◆ **Passage**:
+---+
Scatter plot legend doesn't update correctly when data is updated

nodice · May 20, 2020, 11:48pm

Hello,

I’m using scatter to make an interactive plot. Since hiding individual glyphs doesn’t seem to work with this type of plot, I’ve implemented some checkboxes to include/remove certain subsets of the data. I’m using legend_group to create the legend.

The problem is, when I subset the data, the legend labels stay put, but the glyph of the removed group is removed and the remaining labels get shifted. Is this the expected behavior?

I have modified the code from this example to show what is happening.

If there is a better way to get this done, please let me know!

Thank you!

from bokeh.models import Legend, LegendItem, ColumnDataSource
from bokeh.palettes import Category10_3
from bokeh.plotting import figure, show
from bokeh.sampledata.iris import flowers
from bokeh.transform import factor_cmap, factor_mark
from bokeh.io import curdoc
from bokeh.models.widgets import CheckboxGroup
from bokeh.layouts import column

flowers_ss = flowers.copy()
flower_source = ColumnDataSource(flowers)
              
def update_data(attr,old,new):
    s_match = '|'.join([SPECIES[x] for x in new])
    flowers_ss = flowers[flowers['species'].str.contains(s_match)]
    flower_source.data = dict(
            sepal_length=flowers_ss['sepal_length'],
            sepal_width=flowers_ss['sepal_width'],
            petal_length=flowers_ss['petal_length'],
            petal_width=flowers_ss['petal_width'],
            species=flowers_ss['species'])

SPECIES = ['setosa', 'versicolor', 'virginica']
MARKERS = ['x', 'circle', 'triangle']

p = figure()
        
# plot the actual data using factor and color mappers (using the same
# column `species` here but you can use two different columns if you want)
r = p.scatter("petal_length", "sepal_width",
              source=flower_source, fill_alpha=0.4, size=12,
              legend_group='species',
              marker=factor_mark('species', MARKERS, SPECIES),
              color=factor_cmap('species', Category10_3, SPECIES))

species_select = CheckboxGroup(
        labels=SPECIES,
        active=list(range(len(SPECIES))))

species_select.on_change('active', update_data)

curdoc().add_root(column(p, species_select))

bokeh_plot
bokeh_plot (1)
+---+
◆ **Stored records**:
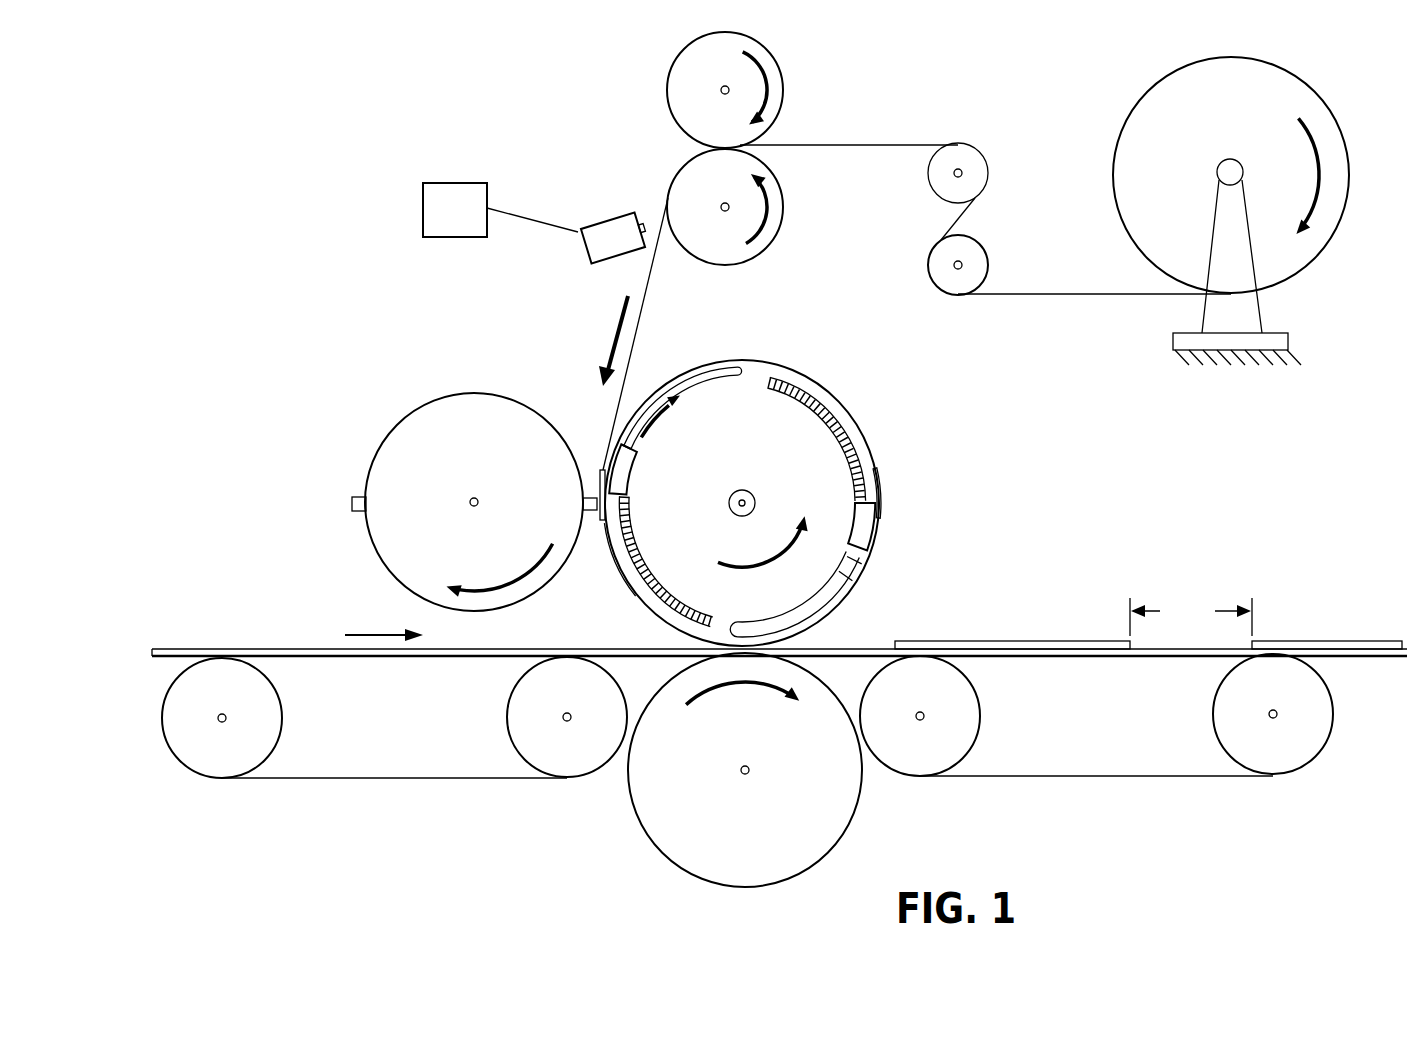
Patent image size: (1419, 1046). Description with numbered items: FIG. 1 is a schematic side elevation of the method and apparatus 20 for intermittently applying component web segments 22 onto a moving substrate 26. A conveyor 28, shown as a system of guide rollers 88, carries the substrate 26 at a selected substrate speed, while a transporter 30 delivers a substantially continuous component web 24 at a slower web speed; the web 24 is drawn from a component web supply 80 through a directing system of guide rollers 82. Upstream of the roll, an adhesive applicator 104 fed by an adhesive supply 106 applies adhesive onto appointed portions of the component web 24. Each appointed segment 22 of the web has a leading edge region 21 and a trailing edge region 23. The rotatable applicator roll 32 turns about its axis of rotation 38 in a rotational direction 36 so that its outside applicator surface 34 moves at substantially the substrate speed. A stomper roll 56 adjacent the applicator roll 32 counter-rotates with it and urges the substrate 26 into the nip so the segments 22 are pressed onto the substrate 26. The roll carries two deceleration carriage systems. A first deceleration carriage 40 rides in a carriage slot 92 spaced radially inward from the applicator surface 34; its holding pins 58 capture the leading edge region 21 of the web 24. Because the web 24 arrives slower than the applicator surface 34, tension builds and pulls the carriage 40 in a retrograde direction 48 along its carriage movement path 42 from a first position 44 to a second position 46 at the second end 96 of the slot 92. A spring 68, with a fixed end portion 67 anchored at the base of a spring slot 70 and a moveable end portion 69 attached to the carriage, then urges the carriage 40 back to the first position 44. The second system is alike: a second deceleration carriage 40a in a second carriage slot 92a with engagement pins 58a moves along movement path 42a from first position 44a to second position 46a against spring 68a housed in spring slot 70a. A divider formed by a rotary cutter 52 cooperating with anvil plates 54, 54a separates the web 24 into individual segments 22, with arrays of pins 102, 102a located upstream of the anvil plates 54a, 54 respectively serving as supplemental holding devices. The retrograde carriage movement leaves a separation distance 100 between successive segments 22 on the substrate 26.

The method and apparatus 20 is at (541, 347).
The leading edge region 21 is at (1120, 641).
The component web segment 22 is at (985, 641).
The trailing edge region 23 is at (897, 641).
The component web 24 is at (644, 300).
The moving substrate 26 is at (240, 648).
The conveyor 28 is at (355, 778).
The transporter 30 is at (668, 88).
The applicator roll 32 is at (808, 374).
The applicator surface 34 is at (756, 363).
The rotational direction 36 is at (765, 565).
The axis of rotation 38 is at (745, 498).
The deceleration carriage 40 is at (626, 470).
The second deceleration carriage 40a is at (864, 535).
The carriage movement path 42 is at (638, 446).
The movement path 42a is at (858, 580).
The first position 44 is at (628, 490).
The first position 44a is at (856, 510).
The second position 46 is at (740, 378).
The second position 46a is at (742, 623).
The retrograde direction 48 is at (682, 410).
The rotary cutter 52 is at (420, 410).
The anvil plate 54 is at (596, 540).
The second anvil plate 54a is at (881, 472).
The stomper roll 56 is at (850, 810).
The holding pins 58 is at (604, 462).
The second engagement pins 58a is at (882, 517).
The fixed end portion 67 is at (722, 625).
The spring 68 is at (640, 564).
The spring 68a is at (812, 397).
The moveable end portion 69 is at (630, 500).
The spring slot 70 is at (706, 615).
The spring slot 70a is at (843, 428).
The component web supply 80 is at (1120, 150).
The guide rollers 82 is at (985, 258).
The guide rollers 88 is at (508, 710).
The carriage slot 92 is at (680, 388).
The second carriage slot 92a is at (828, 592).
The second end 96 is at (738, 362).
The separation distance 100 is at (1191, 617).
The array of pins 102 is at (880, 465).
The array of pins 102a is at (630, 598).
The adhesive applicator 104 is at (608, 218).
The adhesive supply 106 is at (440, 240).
+---+
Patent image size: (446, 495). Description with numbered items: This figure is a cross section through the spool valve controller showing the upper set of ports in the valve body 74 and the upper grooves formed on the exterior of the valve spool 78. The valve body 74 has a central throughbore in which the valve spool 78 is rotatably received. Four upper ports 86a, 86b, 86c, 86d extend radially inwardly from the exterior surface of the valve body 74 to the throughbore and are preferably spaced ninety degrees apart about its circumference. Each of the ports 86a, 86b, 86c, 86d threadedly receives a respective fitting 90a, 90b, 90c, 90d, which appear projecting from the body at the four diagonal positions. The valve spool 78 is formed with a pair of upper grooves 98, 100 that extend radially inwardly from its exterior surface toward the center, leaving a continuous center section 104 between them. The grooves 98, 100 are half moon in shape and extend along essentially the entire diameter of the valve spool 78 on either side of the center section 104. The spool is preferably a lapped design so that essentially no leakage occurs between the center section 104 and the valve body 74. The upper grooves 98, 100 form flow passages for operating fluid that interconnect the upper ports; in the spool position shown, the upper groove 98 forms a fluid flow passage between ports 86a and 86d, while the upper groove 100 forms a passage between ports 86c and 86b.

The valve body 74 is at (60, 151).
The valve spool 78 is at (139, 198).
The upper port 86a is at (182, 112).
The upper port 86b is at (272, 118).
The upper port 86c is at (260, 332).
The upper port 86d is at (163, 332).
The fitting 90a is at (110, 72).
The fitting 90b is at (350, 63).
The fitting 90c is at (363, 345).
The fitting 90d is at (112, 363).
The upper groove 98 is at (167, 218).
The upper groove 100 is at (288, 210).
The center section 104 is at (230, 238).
+---+
◆ **Tasks for this exercise**:
A - In the forum post about the Bokeh scatter plot legend, rewrite the paragraph starting "I’m using scatter to make an interactive plot" as a short bulleted list that keeps its main facts.
B - Write a continuation of the forum post about the Bokeh scatter plot legend, starting after its final line.

◆ **Task-by-task outputs**:
A -
- The plot is interactive and made with scatter.
- Hiding individual glyphs doesn't seem to work for this type of plot.
- Instead, checkboxes include or remove certain subsets of the data.
- The legend is created with legend_group.

B -
p-himik · May 21, 2020, 8:04am

A legend is a static thing in Bokeh. It’s not updated when something else changes, but you can update it yourself.

Regarding data shifting - the behavior that you see is due to the default ranges being instances of DataRange1d. Unless you interact with the plot of set start/end manually, the ranges will continue adapting to the data.

With that being said, is there anything that prevents you from just calling scatter 3 times, one time for each species? This way, you would be able to use p.select_one(Legend).click_policy = 'hide' and remove the checkbox group altogether. It would also prevent the ranges from shifting because by default they take even the hidden glyphs into account, unless you set the only_visible flag.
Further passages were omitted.